[Saved data entries]
%%

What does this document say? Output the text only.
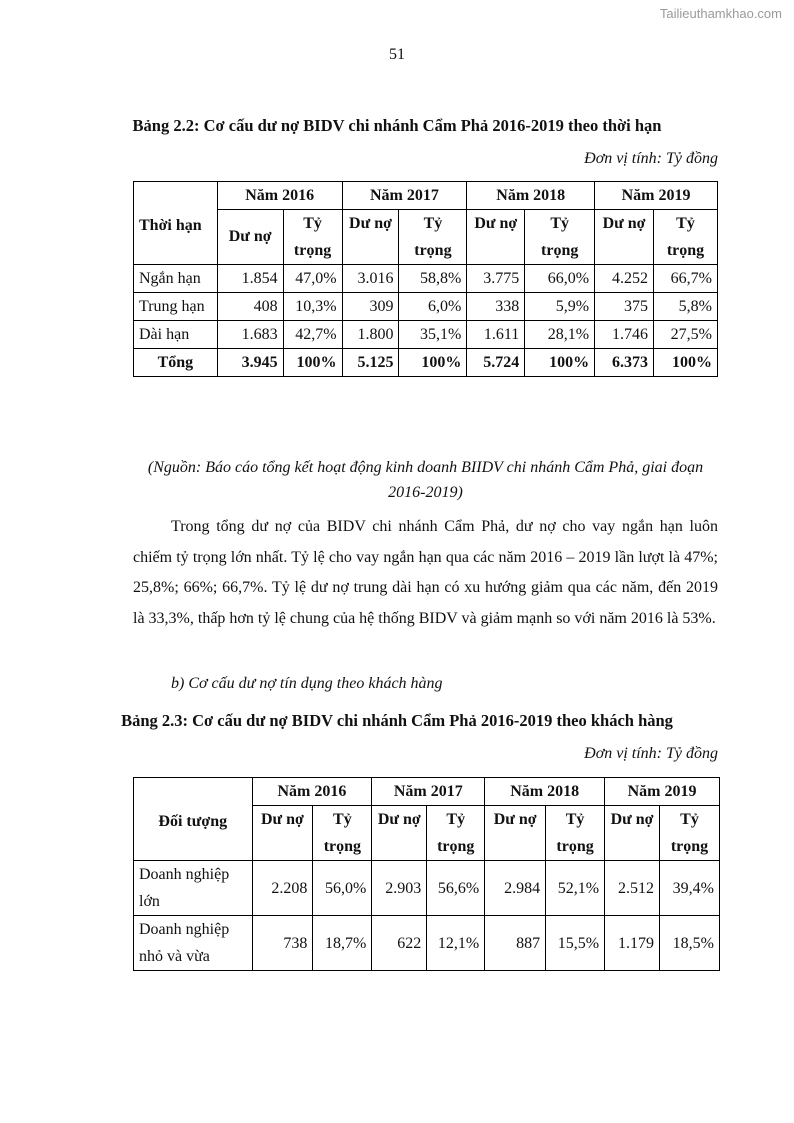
Tailieuthamkhao.com
51
Bảng 2.2: Cơ cấu dư nợ BIDV chi nhánh Cẩm Phả 2016-2019 theo thời hạn
Đơn vị tính: Tỷ đồng
Thời hạn	Năm 2016		Năm 2017		Năm 2018		Năm 2019	
	Dư nợ	Tỷ trọng	Dư nợ	Tỷ trọng	Dư nợ	Tỷ trọng	Dư nợ	Tỷ trọng
Ngắn hạn	1.854	47,0%	3.016	58,8%	3.775	66,0%	4.252	66,7%
Trung hạn	408	10,3%	309	6,0%	338	5,9%	375	5,8%
Dài hạn	1.683	42,7%	1.800	35,1%	1.611	28,1%	1.746	27,5%
Tổng	3.945	100%	5.125	100%	5.724	100%	6.373	100%
(Nguồn: Báo cáo tổng kết hoạt động kinh doanh BIIDV chi nhánh Cẩm Phả, giai đoạn 2016-2019)

Trong tổng dư nợ của BIDV chi nhánh Cẩm Phả, dư nợ cho vay ngắn hạn luôn chiếm tỷ trọng lớn nhất. Tỷ lệ cho vay ngắn hạn qua các năm 2016 – 2019 lần lượt là 47%; 25,8%; 66%; 66,7%. Tỷ lệ dư nợ trung dài hạn có xu hướng giảm qua các năm, đến 2019 là 33,3%, thấp hơn tỷ lệ chung của hệ thống BIDV và giảm mạnh so với năm 2016 là 53%.

b) Cơ cấu dư nợ tín dụng theo khách hàng
Bảng 2.3: Cơ cấu dư nợ BIDV chi nhánh Cẩm Phả 2016-2019 theo khách hàng
Đơn vị tính: Tỷ đồng
Đối tượng	Năm 2016		Năm 2017		Năm 2018		Năm 2019	
	Dư nợ	Tỷ trọng	Dư nợ	Tỷ trọng	Dư nợ	Tỷ trọng	Dư nợ	Tỷ trọng
Doanh nghiệp lớn	2.208	56,0%	2.903	56,6%	2.984	52,1%	2.512	39,4%
Doanh nghiệp nhỏ và vừa	738	18,7%	622	12,1%	887	15,5%	1.179	18,5%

%%

Extract each line from the entries above that contains the string "BIDV".

Bảng 2.2: Cơ cấu dư nợ BIDV chi nhánh Cẩm Phả 2016-2019 theo thời hạn
Trong tổng dư nợ của BIDV chi nhánh Cẩm Phả, dư nợ cho vay ngắn hạn luôn chiếm tỷ trọng lớn nhất. Tỷ lệ cho vay ngắn hạn qua các năm 2016 – 2019 lần lượt là 47%; 25,8%; 66%; 66,7%. Tỷ lệ dư nợ trung dài hạn có xu hướng giảm qua các năm, đến 2019 là 33,3%, thấp hơn tỷ lệ chung của hệ thống BIDV và giảm mạnh so với năm 2016 là 53%.
Bảng 2.3: Cơ cấu dư nợ BIDV chi nhánh Cẩm Phả 2016-2019 theo khách hàng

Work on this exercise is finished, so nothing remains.